TO DO =
Repeat the whole of the data, keeping every detail the same.

THE INPUT =

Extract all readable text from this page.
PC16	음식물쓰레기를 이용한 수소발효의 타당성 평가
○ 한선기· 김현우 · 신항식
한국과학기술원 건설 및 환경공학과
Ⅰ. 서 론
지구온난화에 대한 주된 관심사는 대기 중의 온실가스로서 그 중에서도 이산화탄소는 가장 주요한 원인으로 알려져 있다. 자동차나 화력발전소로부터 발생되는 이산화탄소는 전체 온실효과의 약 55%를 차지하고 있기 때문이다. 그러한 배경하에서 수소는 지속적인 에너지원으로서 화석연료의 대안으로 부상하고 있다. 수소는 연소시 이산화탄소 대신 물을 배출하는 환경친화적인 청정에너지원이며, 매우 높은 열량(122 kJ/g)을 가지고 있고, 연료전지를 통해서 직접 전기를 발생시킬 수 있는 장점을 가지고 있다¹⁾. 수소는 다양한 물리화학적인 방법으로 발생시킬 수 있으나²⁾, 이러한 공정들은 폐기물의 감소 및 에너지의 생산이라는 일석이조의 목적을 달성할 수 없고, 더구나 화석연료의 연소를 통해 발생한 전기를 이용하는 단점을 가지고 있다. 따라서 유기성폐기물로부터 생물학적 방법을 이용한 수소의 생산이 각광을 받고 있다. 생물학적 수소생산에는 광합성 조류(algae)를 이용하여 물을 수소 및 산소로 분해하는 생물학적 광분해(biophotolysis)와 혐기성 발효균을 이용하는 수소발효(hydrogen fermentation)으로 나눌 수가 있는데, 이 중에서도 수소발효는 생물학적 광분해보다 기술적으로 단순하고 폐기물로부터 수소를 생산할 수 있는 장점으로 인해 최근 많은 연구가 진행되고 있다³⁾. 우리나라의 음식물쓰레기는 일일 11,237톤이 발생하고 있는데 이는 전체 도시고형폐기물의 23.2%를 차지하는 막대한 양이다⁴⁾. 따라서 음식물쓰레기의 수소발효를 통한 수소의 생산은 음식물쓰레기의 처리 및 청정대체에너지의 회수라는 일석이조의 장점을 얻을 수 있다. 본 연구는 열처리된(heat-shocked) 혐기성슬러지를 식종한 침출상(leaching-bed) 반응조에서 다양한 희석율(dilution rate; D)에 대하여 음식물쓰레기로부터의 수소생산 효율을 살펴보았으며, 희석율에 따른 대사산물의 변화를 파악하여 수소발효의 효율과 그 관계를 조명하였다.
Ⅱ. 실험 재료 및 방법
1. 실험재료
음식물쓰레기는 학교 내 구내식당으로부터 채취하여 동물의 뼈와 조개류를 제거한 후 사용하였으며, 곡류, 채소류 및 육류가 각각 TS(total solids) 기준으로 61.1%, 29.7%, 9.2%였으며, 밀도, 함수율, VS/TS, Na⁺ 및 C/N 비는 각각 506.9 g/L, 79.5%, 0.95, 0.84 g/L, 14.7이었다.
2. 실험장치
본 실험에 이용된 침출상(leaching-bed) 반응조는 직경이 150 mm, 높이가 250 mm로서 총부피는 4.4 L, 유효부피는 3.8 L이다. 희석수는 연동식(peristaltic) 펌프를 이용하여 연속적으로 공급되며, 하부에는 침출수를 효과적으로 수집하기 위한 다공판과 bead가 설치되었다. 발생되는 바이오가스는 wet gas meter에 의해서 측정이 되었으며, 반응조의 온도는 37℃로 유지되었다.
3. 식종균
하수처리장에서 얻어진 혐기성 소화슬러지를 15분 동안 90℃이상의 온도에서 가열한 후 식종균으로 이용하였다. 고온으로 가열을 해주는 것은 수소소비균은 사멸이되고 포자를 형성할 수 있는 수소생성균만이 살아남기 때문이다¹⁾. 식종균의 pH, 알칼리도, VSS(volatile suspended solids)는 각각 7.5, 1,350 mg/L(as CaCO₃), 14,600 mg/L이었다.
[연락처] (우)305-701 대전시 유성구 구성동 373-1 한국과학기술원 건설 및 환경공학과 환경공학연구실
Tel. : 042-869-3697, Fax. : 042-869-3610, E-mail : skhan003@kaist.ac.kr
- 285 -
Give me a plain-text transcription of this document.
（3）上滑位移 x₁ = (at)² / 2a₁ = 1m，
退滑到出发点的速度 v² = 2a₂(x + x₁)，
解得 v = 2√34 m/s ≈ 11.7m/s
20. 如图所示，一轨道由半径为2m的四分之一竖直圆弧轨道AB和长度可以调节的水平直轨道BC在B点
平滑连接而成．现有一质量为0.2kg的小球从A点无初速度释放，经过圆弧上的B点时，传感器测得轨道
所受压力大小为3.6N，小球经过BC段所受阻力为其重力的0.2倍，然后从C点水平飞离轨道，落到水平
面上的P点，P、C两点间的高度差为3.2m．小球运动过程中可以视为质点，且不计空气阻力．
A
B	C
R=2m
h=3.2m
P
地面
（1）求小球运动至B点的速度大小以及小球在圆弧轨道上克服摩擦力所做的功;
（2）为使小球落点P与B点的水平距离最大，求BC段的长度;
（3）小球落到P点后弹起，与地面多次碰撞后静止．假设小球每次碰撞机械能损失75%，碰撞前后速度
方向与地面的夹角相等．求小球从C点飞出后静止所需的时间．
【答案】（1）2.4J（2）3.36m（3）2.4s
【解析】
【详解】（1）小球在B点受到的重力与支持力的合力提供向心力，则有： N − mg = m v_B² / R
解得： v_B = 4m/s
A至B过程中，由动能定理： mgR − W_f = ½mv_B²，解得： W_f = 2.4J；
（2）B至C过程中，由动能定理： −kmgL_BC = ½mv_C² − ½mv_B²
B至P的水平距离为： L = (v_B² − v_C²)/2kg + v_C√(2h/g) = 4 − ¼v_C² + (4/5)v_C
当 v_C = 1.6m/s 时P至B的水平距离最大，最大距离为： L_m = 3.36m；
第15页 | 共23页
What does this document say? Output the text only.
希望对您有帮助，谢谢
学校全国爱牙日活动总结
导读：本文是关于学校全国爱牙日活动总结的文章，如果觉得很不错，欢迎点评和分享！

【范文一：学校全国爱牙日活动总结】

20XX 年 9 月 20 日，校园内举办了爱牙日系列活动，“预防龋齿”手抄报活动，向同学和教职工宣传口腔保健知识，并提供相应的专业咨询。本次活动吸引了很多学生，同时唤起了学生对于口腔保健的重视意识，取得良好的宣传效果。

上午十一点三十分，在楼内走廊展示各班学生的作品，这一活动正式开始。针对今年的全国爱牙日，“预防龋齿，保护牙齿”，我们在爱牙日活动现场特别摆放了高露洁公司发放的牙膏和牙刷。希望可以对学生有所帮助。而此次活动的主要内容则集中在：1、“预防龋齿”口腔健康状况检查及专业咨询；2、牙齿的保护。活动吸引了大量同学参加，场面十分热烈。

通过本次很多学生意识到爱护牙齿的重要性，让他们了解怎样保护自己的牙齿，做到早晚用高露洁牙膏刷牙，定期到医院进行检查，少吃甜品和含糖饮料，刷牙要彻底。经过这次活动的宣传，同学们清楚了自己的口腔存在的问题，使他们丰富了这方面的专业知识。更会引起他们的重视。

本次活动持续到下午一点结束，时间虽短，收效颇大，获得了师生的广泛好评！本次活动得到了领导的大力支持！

WRITTEN ANSWER =
Extract all readable text from this page.
PC16	음식물쓰레기를 이용한 수소발효의 타당성 평가
○ 한선기· 김현우 · 신항식
한국과학기술원 건설 및 환경공학과
Ⅰ. 서 론
지구온난화에 대한 주된 관심사는 대기 중의 온실가스로서 그 중에서도 이산화탄소는 가장 주요한 원인으로 알려져 있다. 자동차나 화력발전소로부터 발생되는 이산화탄소는 전체 온실효과의 약 55%를 차지하고 있기 때문이다. 그러한 배경하에서 수소는 지속적인 에너지원으로서 화석연료의 대안으로 부상하고 있다. 수소는 연소시 이산화탄소 대신 물을 배출하는 환경친화적인 청정에너지원이며, 매우 높은 열량(122 kJ/g)을 가지고 있고, 연료전지를 통해서 직접 전기를 발생시킬 수 있는 장점을 가지고 있다¹⁾. 수소는 다양한 물리화학적인 방법으로 발생시킬 수 있으나²⁾, 이러한 공정들은 폐기물의 감소 및 에너지의 생산이라는 일석이조의 목적을 달성할 수 없고, 더구나 화석연료의 연소를 통해 발생한 전기를 이용하는 단점을 가지고 있다. 따라서 유기성폐기물로부터 생물학적 방법을 이용한 수소의 생산이 각광을 받고 있다. 생물학적 수소생산에는 광합성 조류(algae)를 이용하여 물을 수소 및 산소로 분해하는 생물학적 광분해(biophotolysis)와 혐기성 발효균을 이용하는 수소발효(hydrogen fermentation)으로 나눌 수가 있는데, 이 중에서도 수소발효는 생물학적 광분해보다 기술적으로 단순하고 폐기물로부터 수소를 생산할 수 있는 장점으로 인해 최근 많은 연구가 진행되고 있다³⁾. 우리나라의 음식물쓰레기는 일일 11,237톤이 발생하고 있는데 이는 전체 도시고형폐기물의 23.2%를 차지하는 막대한 양이다⁴⁾. 따라서 음식물쓰레기의 수소발효를 통한 수소의 생산은 음식물쓰레기의 처리 및 청정대체에너지의 회수라는 일석이조의 장점을 얻을 수 있다. 본 연구는 열처리된(heat-shocked) 혐기성슬러지를 식종한 침출상(leaching-bed) 반응조에서 다양한 희석율(dilution rate; D)에 대하여 음식물쓰레기로부터의 수소생산 효율을 살펴보았으며, 희석율에 따른 대사산물의 변화를 파악하여 수소발효의 효율과 그 관계를 조명하였다.
Ⅱ. 실험 재료 및 방법
1. 실험재료
음식물쓰레기는 학교 내 구내식당으로부터 채취하여 동물의 뼈와 조개류를 제거한 후 사용하였으며, 곡류, 채소류 및 육류가 각각 TS(total solids) 기준으로 61.1%, 29.7%, 9.2%였으며, 밀도, 함수율, VS/TS, Na⁺ 및 C/N 비는 각각 506.9 g/L, 79.5%, 0.95, 0.84 g/L, 14.7이었다.
2. 실험장치
본 실험에 이용된 침출상(leaching-bed) 반응조는 직경이 150 mm, 높이가 250 mm로서 총부피는 4.4 L, 유효부피는 3.8 L이다. 희석수는 연동식(peristaltic) 펌프를 이용하여 연속적으로 공급되며, 하부에는 침출수를 효과적으로 수집하기 위한 다공판과 bead가 설치되었다. 발생되는 바이오가스는 wet gas meter에 의해서 측정이 되었으며, 반응조의 온도는 37℃로 유지되었다.
3. 식종균
하수처리장에서 얻어진 혐기성 소화슬러지를 15분 동안 90℃이상의 온도에서 가열한 후 식종균으로 이용하였다. 고온으로 가열을 해주는 것은 수소소비균은 사멸이되고 포자를 형성할 수 있는 수소생성균만이 살아남기 때문이다¹⁾. 식종균의 pH, 알칼리도, VSS(volatile suspended solids)는 각각 7.5, 1,350 mg/L(as CaCO₃), 14,600 mg/L이었다.
[연락처] (우)305-701 대전시 유성구 구성동 373-1 한국과학기술원 건설 및 환경공학과 환경공학연구실
Tel. : 042-869-3697, Fax. : 042-869-3610, E-mail : skhan003@kaist.ac.kr
- 285 -
Give me a plain-text transcription of this document.
（3）上滑位移 x₁ = (at)² / 2a₁ = 1m，
退滑到出发点的速度 v² = 2a₂(x + x₁)，
解得 v = 2√34 m/s ≈ 11.7m/s
20. 如图所示，一轨道由半径为2m的四分之一竖直圆弧轨道AB和长度可以调节的水平直轨道BC在B点
平滑连接而成．现有一质量为0.2kg的小球从A点无初速度释放，经过圆弧上的B点时，传感器测得轨道
所受压力大小为3.6N，小球经过BC段所受阻力为其重力的0.2倍，然后从C点水平飞离轨道，落到水平
面上的P点，P、C两点间的高度差为3.2m．小球运动过程中可以视为质点，且不计空气阻力．
A
B	C
R=2m
h=3.2m
P
地面
（1）求小球运动至B点的速度大小以及小球在圆弧轨道上克服摩擦力所做的功;
（2）为使小球落点P与B点的水平距离最大，求BC段的长度;
（3）小球落到P点后弹起，与地面多次碰撞后静止．假设小球每次碰撞机械能损失75%，碰撞前后速度
方向与地面的夹角相等．求小球从C点飞出后静止所需的时间．
【答案】（1）2.4J（2）3.36m（3）2.4s
【解析】
【详解】（1）小球在B点受到的重力与支持力的合力提供向心力，则有： N − mg = m v_B² / R
解得： v_B = 4m/s
A至B过程中，由动能定理： mgR − W_f = ½mv_B²，解得： W_f = 2.4J；
（2）B至C过程中，由动能定理： −kmgL_BC = ½mv_C² − ½mv_B²
B至P的水平距离为： L = (v_B² − v_C²)/2kg + v_C√(2h/g) = 4 − ¼v_C² + (4/5)v_C
当 v_C = 1.6m/s 时P至B的水平距离最大，最大距离为： L_m = 3.36m；
第15页 | 共23页
What does this document say? Output the text only.
希望对您有帮助，谢谢
学校全国爱牙日活动总结
导读：本文是关于学校全国爱牙日活动总结的文章，如果觉得很不错，欢迎点评和分享！

【范文一：学校全国爱牙日活动总结】

20XX 年 9 月 20 日，校园内举办了爱牙日系列活动，“预防龋齿”手抄报活动，向同学和教职工宣传口腔保健知识，并提供相应的专业咨询。本次活动吸引了很多学生，同时唤起了学生对于口腔保健的重视意识，取得良好的宣传效果。

上午十一点三十分，在楼内走廊展示各班学生的作品，这一活动正式开始。针对今年的全国爱牙日，“预防龋齿，保护牙齿”，我们在爱牙日活动现场特别摆放了高露洁公司发放的牙膏和牙刷。希望可以对学生有所帮助。而此次活动的主要内容则集中在：1、“预防龋齿”口腔健康状况检查及专业咨询；2、牙齿的保护。活动吸引了大量同学参加，场面十分热烈。

通过本次很多学生意识到爱护牙齿的重要性，让他们了解怎样保护自己的牙齿，做到早晚用高露洁牙膏刷牙，定期到医院进行检查，少吃甜品和含糖饮料，刷牙要彻底。经过这次活动的宣传，同学们清楚了自己的口腔存在的问题，使他们丰富了这方面的专业知识。更会引起他们的重视。

本次活动持续到下午一点结束，时间虽短，收效颇大，获得了师生的广泛好评！本次活动得到了领导的大力支持！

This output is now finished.